# Work to be completed
Write out the entries below once more, exactly, with the pictures left out.

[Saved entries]
## Begin
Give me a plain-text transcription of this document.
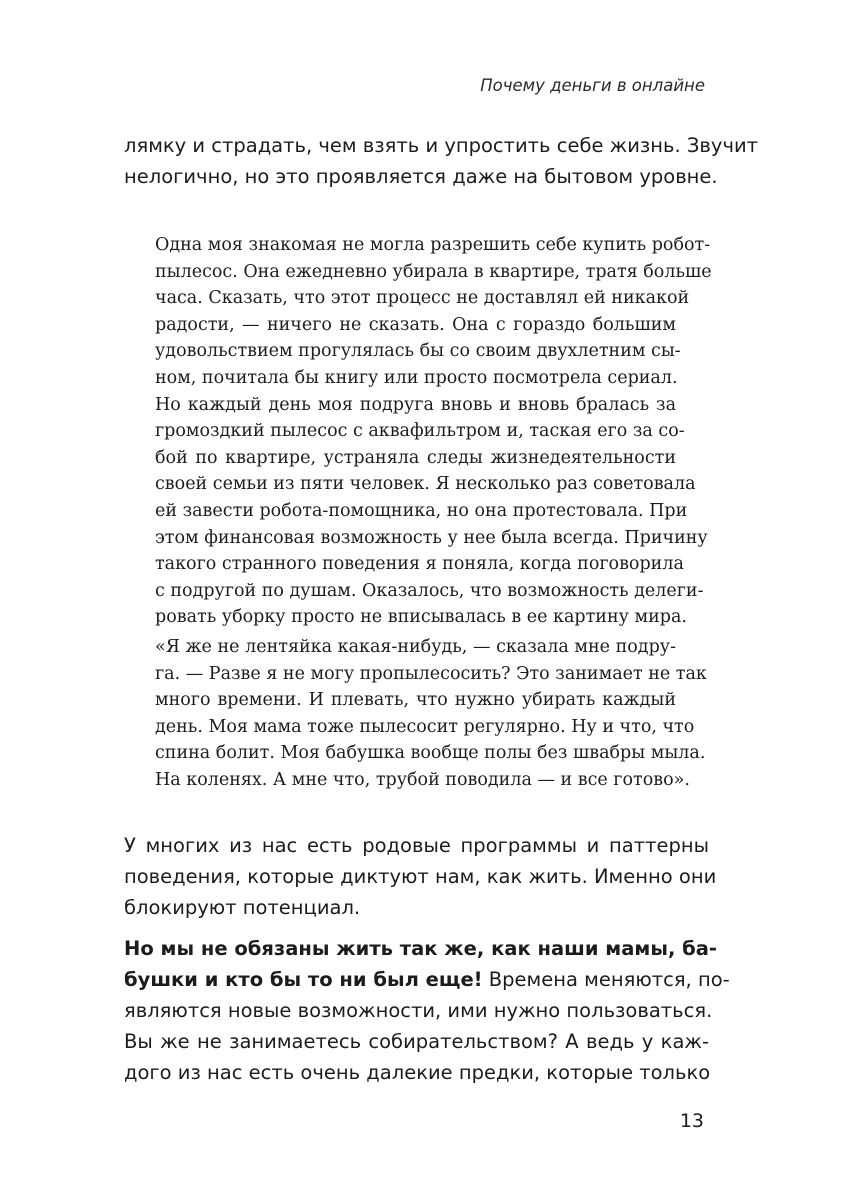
Почему деньги в онлайне
лямку и страдать, чем взять и упростить себе жизнь. Звучит
нелогично, но это проявляется даже на бытовом уровне.
Одна моя знакомая не могла разрешить себе купить робот-
пылесос. Она ежедневно убирала в квартире, тратя больше
часа. Сказать, что этот процесс не доставлял ей никакой
радости, — ничего не сказать. Она с гораздо большим
удовольствием прогулялась бы со своим двухлетним сы-
ном, почитала бы книгу или просто посмотрела сериал.
Но каждый день моя подруга вновь и вновь бралась за
громоздкий пылесос с аквафильтром и, таская его за со-
бой по квартире, устраняла следы жизнедеятельности
своей семьи из пяти человек. Я несколько раз советовала
ей завести робота-помощника, но она протестовала. При
этом финансовая возможность у нее была всегда. Причину
такого странного поведения я поняла, когда поговорила
с подругой по душам. Оказалось, что возможность делеги-
ровать уборку просто не вписывалась в ее картину мира.
«Я же не лентяйка какая-нибудь, — сказала мне подру-
га. — Разве я не могу пропылесосить? Это занимает не так
много времени. И плевать, что нужно убирать каждый
день. Моя мама тоже пылесосит регулярно. Ну и что, что
спина болит. Моя бабушка вообще полы без швабры мыла.
На коленях. А мне что, трубой поводила — и все готово».
У многих из нас есть родовые программы и паттерны
поведения, которые диктуют нам, как жить. Именно они
блокируют потенциал.
Но мы не обязаны жить так же, как наши мамы, ба-
бушки и кто бы то ни был еще! Времена меняются, по-
являются новые возможности, ими нужно пользоваться.
Вы же не занимаетесь собирательством? А ведь у каж-
дого из нас есть очень далекие предки, которые только
13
## End
# The solution
Give me a plain-text transcription of this document.
Почему деньги в онлайне
лямку и страдать, чем взять и упростить себе жизнь. Звучит
нелогично, но это проявляется даже на бытовом уровне.
Одна моя знакомая не могла разрешить себе купить робот-
пылесос. Она ежедневно убирала в квартире, тратя больше
часа. Сказать, что этот процесс не доставлял ей никакой
радости, — ничего не сказать. Она с гораздо большим
удовольствием прогулялась бы со своим двухлетним сы-
ном, почитала бы книгу или просто посмотрела сериал.
Но каждый день моя подруга вновь и вновь бралась за
громоздкий пылесос с аквафильтром и, таская его за со-
бой по квартире, устраняла следы жизнедеятельности
своей семьи из пяти человек. Я несколько раз советовала
ей завести робота-помощника, но она протестовала. При
этом финансовая возможность у нее была всегда. Причину
такого странного поведения я поняла, когда поговорила
с подругой по душам. Оказалось, что возможность делеги-
ровать уборку просто не вписывалась в ее картину мира.
«Я же не лентяйка какая-нибудь, — сказала мне подру-
га. — Разве я не могу пропылесосить? Это занимает не так
много времени. И плевать, что нужно убирать каждый
день. Моя мама тоже пылесосит регулярно. Ну и что, что
спина болит. Моя бабушка вообще полы без швабры мыла.
На коленях. А мне что, трубой поводила — и все готово».
У многих из нас есть родовые программы и паттерны
поведения, которые диктуют нам, как жить. Именно они
блокируют потенциал.
Но мы не обязаны жить так же, как наши мамы, ба-
бушки и кто бы то ни был еще! Времена меняются, по-
являются новые возможности, ими нужно пользоваться.
Вы же не занимаетесь собирательством? А ведь у каж-
дого из нас есть очень далекие предки, которые только
13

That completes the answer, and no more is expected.